==== MATERIAL FOR THIS EXERCISE ====
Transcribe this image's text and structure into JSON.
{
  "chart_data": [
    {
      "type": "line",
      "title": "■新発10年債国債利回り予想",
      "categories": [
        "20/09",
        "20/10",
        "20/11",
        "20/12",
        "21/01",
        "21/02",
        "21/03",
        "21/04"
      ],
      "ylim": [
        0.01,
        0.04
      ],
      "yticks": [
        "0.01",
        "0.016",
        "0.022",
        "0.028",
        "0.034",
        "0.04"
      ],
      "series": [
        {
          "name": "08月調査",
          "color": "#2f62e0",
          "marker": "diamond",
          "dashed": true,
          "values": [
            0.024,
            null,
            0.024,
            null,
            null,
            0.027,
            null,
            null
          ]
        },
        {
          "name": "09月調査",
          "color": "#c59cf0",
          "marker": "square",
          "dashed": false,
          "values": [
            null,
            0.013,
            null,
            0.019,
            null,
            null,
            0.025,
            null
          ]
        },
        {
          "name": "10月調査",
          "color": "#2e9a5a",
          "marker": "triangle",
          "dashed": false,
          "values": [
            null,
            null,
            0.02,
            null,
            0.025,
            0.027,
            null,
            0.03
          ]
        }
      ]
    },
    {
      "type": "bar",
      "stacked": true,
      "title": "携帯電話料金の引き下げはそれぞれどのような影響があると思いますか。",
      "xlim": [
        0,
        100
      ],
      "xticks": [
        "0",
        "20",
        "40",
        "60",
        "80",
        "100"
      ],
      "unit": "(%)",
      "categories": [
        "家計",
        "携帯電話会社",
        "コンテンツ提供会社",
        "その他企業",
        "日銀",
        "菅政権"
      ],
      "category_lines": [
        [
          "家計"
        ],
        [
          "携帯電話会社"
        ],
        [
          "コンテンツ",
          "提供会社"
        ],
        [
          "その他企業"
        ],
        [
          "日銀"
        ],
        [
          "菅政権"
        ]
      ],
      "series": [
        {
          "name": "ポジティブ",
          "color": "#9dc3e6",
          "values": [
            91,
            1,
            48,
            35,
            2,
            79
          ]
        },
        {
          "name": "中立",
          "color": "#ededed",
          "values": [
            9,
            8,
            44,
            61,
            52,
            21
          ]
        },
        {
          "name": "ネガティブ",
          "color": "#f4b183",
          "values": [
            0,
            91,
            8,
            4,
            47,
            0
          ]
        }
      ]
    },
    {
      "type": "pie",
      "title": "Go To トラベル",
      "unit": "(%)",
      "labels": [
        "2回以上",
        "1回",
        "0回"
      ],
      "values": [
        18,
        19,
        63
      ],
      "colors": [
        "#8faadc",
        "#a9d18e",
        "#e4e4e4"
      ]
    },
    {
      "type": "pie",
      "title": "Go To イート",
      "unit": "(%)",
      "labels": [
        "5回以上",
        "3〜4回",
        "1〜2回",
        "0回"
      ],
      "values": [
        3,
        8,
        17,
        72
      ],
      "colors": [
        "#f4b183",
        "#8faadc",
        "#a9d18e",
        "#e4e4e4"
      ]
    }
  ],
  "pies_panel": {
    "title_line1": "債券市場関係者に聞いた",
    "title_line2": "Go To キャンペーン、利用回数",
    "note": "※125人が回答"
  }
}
====
PROBLEM TO WORK ON:
Copy out the lines in which the string "name" appears.

WRITTEN ANSWER:
          "name": "08月調査",
          "name": "09月調査",
          "name": "10月調査",
          "name": "ポジティブ",
          "name": "中立",
          "name": "ネガティブ",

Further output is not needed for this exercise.